Take every line from the material that has the word "data" in it.

Supplied entries:
--*--

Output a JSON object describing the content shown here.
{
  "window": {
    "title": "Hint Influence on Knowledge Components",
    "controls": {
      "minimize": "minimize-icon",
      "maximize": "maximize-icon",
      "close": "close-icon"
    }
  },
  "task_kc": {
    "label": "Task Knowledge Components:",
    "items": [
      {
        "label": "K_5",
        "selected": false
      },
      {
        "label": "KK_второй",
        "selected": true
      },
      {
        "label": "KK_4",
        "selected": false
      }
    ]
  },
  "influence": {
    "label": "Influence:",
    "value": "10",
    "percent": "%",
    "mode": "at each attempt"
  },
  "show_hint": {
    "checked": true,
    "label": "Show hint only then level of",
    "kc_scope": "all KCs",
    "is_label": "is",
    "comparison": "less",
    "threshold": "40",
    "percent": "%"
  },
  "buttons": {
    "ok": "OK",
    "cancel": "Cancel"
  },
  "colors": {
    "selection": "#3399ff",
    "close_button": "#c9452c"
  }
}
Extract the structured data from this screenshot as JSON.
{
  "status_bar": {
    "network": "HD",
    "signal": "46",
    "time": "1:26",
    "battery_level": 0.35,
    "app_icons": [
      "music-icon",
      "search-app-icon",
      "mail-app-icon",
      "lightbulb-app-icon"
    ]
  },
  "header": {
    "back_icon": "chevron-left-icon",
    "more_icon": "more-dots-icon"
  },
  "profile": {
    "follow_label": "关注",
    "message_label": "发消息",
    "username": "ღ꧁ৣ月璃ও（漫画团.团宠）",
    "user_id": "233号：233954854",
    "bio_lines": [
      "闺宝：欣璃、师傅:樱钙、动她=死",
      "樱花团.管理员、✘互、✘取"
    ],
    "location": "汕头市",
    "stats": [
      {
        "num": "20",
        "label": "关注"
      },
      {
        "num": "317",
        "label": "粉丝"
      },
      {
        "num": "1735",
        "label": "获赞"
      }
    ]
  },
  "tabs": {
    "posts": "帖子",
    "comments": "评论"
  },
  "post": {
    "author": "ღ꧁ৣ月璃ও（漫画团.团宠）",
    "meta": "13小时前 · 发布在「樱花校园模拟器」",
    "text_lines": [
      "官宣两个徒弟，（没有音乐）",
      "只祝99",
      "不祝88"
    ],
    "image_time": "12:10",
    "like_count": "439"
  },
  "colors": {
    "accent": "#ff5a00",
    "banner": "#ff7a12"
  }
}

--*--

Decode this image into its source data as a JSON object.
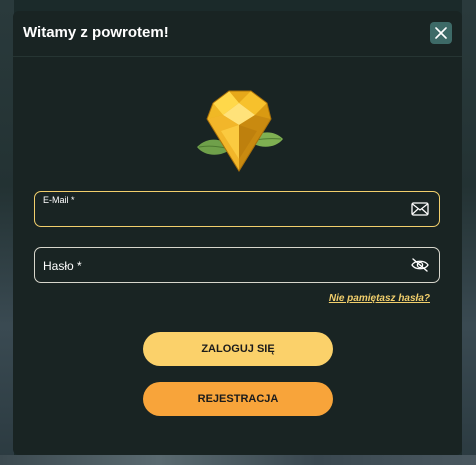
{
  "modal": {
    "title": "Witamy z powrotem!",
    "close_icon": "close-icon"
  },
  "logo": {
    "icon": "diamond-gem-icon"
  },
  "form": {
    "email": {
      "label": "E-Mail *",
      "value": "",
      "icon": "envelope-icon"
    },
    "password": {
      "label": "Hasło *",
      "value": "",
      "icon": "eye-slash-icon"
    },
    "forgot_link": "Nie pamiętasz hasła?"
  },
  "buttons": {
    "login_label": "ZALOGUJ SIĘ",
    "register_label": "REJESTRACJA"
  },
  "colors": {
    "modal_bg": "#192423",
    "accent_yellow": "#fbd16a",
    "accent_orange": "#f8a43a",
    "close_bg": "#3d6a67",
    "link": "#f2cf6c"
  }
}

--*--

Solution:
Extract the structured data from this screenshot as JSON.
Decode this image into its source data as a JSON object.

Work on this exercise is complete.